--- start Data listing ---

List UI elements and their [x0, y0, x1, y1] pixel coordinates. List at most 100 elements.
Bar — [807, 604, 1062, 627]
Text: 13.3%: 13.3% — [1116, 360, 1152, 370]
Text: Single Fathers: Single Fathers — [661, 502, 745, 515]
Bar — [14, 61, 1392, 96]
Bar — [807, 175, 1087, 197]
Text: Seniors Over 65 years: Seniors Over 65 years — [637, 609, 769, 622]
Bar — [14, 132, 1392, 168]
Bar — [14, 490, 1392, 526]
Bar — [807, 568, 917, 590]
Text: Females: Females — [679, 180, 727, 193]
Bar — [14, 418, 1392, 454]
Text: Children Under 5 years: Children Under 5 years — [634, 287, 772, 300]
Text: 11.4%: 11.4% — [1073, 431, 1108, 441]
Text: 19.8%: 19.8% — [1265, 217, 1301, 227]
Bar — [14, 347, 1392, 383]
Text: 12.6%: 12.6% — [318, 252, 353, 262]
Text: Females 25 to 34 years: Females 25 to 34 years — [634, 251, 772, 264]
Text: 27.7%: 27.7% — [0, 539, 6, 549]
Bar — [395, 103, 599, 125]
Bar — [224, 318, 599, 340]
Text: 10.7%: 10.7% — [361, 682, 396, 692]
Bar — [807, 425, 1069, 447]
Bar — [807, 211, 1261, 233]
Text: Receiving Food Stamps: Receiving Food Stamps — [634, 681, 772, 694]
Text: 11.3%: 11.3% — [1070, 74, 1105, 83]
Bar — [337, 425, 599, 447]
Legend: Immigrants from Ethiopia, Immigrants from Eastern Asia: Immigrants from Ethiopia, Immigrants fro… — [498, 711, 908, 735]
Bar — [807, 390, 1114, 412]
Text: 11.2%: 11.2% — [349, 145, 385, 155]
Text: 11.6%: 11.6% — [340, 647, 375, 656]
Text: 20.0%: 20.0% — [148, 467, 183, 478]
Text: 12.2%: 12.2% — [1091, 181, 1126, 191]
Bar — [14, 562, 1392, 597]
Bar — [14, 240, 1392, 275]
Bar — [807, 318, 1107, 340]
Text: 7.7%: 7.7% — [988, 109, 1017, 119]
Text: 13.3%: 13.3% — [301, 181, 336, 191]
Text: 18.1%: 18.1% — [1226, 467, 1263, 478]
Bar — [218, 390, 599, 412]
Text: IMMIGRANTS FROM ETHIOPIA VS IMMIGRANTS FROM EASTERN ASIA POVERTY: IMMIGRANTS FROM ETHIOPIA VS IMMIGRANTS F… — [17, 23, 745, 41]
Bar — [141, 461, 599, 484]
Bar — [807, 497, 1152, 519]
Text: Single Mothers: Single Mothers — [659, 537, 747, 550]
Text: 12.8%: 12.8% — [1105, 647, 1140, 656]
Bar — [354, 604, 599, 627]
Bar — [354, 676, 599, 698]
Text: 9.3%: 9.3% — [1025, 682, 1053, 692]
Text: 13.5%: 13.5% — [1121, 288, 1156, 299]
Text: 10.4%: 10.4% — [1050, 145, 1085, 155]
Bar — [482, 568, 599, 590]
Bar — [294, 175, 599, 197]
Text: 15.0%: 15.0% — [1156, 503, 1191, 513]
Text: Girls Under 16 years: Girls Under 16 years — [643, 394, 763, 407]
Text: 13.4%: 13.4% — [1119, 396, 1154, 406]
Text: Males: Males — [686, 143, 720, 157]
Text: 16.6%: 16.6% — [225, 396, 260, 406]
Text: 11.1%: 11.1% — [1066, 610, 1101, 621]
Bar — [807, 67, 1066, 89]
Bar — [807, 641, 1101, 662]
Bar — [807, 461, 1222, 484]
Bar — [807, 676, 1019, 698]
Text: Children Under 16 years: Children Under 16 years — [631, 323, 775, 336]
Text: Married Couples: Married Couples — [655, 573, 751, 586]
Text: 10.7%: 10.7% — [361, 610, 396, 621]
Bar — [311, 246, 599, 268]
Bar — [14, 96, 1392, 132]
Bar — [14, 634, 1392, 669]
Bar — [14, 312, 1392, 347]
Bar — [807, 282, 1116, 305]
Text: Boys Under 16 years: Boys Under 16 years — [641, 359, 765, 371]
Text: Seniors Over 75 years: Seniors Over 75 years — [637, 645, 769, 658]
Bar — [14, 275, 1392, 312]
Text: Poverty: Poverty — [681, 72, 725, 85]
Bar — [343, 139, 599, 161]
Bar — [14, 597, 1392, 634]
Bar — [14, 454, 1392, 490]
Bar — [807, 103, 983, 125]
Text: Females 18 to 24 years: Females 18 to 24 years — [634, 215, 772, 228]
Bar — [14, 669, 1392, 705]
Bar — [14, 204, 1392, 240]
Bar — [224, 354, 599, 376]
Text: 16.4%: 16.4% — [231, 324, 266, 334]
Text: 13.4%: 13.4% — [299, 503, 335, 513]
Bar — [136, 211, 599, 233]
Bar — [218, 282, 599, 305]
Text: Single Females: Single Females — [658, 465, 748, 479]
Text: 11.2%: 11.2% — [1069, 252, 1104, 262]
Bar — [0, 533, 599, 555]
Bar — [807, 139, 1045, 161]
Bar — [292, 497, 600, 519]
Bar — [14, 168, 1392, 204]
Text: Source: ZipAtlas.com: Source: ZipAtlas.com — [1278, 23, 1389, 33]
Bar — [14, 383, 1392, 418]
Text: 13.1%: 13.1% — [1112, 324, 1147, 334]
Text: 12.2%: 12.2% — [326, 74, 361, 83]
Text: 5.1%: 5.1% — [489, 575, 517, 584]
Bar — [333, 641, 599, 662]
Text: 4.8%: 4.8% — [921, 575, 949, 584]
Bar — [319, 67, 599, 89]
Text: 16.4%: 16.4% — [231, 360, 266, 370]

--- end Data listing ---

Can you copy every one of the lines above, character for character?

List UI elements and their [x0, y0, x1, y1] pixel coordinates. List at most 100 elements.
Bar — [807, 604, 1062, 627]
Text: 13.3%: 13.3% — [1116, 360, 1152, 370]
Text: Single Fathers: Single Fathers — [661, 502, 745, 515]
Bar — [14, 61, 1392, 96]
Bar — [807, 175, 1087, 197]
Text: Seniors Over 65 years: Seniors Over 65 years — [637, 609, 769, 622]
Bar — [14, 132, 1392, 168]
Bar — [14, 490, 1392, 526]
Bar — [807, 568, 917, 590]
Text: Females: Females — [679, 180, 727, 193]
Bar — [14, 418, 1392, 454]
Text: Children Under 5 years: Children Under 5 years — [634, 287, 772, 300]
Text: 11.4%: 11.4% — [1073, 431, 1108, 441]
Text: 19.8%: 19.8% — [1265, 217, 1301, 227]
Bar — [14, 347, 1392, 383]
Text: 12.6%: 12.6% — [318, 252, 353, 262]
Text: Females 25 to 34 years: Females 25 to 34 years — [634, 251, 772, 264]
Text: 27.7%: 27.7% — [0, 539, 6, 549]
Bar — [395, 103, 599, 125]
Bar — [224, 318, 599, 340]
Text: 10.7%: 10.7% — [361, 682, 396, 692]
Bar — [807, 425, 1069, 447]
Bar — [807, 211, 1261, 233]
Text: Receiving Food Stamps: Receiving Food Stamps — [634, 681, 772, 694]
Text: 11.3%: 11.3% — [1070, 74, 1105, 83]
Bar — [337, 425, 599, 447]
Legend: Immigrants from Ethiopia, Immigrants from Eastern Asia: Immigrants from Ethiopia, Immigrants fro… — [498, 711, 908, 735]
Bar — [807, 390, 1114, 412]
Text: 11.2%: 11.2% — [349, 145, 385, 155]
Text: 11.6%: 11.6% — [340, 647, 375, 656]
Text: 20.0%: 20.0% — [148, 467, 183, 478]
Text: 12.2%: 12.2% — [1091, 181, 1126, 191]
Bar — [14, 562, 1392, 597]
Bar — [14, 240, 1392, 275]
Bar — [807, 318, 1107, 340]
Text: 7.7%: 7.7% — [988, 109, 1017, 119]
Text: 13.3%: 13.3% — [301, 181, 336, 191]
Text: 18.1%: 18.1% — [1226, 467, 1263, 478]
Bar — [218, 390, 599, 412]
Text: IMMIGRANTS FROM ETHIOPIA VS IMMIGRANTS FROM EASTERN ASIA POVERTY: IMMIGRANTS FROM ETHIOPIA VS IMMIGRANTS F… — [17, 23, 745, 41]
Bar — [141, 461, 599, 484]
Bar — [807, 497, 1152, 519]
Text: Single Mothers: Single Mothers — [659, 537, 747, 550]
Text: 12.8%: 12.8% — [1105, 647, 1140, 656]
Bar — [354, 604, 599, 627]
Bar — [354, 676, 599, 698]
Text: 9.3%: 9.3% — [1025, 682, 1053, 692]
Text: 13.5%: 13.5% — [1121, 288, 1156, 299]
Text: 10.4%: 10.4% — [1050, 145, 1085, 155]
Bar — [482, 568, 599, 590]
Bar — [294, 175, 599, 197]
Text: 15.0%: 15.0% — [1156, 503, 1191, 513]
Text: Girls Under 16 years: Girls Under 16 years — [643, 394, 763, 407]
Text: 13.4%: 13.4% — [1119, 396, 1154, 406]
Text: Males: Males — [686, 143, 720, 157]
Text: 16.6%: 16.6% — [225, 396, 260, 406]
Text: 11.1%: 11.1% — [1066, 610, 1101, 621]
Bar — [807, 67, 1066, 89]
Bar — [807, 641, 1101, 662]
Bar — [807, 461, 1222, 484]
Bar — [807, 676, 1019, 698]
Text: Children Under 16 years: Children Under 16 years — [631, 323, 775, 336]
Text: Married Couples: Married Couples — [655, 573, 751, 586]
Text: 10.7%: 10.7% — [361, 610, 396, 621]
Bar — [311, 246, 599, 268]
Bar — [14, 96, 1392, 132]
Bar — [14, 634, 1392, 669]
Bar — [14, 312, 1392, 347]
Bar — [807, 282, 1116, 305]
Text: Boys Under 16 years: Boys Under 16 years — [641, 359, 765, 371]
Text: Seniors Over 75 years: Seniors Over 75 years — [637, 645, 769, 658]
Bar — [14, 275, 1392, 312]
Text: Poverty: Poverty — [681, 72, 725, 85]
Bar — [343, 139, 599, 161]
Bar — [14, 597, 1392, 634]
Bar — [14, 454, 1392, 490]
Bar — [807, 103, 983, 125]
Text: Females 18 to 24 years: Females 18 to 24 years — [634, 215, 772, 228]
Bar — [14, 669, 1392, 705]
Bar — [14, 204, 1392, 240]
Bar — [224, 354, 599, 376]
Text: 16.4%: 16.4% — [231, 324, 266, 334]
Text: 13.4%: 13.4% — [299, 503, 335, 513]
Bar — [136, 211, 599, 233]
Bar — [218, 282, 599, 305]
Text: Single Females: Single Females — [658, 465, 748, 479]
Text: 11.2%: 11.2% — [1069, 252, 1104, 262]
Bar — [0, 533, 599, 555]
Bar — [807, 139, 1045, 161]
Bar — [292, 497, 600, 519]
Bar — [14, 168, 1392, 204]
Text: Source: ZipAtlas.com: Source: ZipAtlas.com — [1278, 23, 1389, 33]
Bar — [14, 383, 1392, 418]
Text: 13.1%: 13.1% — [1112, 324, 1147, 334]
Text: 12.2%: 12.2% — [326, 74, 361, 83]
Text: 5.1%: 5.1% — [489, 575, 517, 584]
Bar — [333, 641, 599, 662]
Text: 4.8%: 4.8% — [921, 575, 949, 584]
Bar — [319, 67, 599, 89]
Text: 16.4%: 16.4% — [231, 360, 266, 370]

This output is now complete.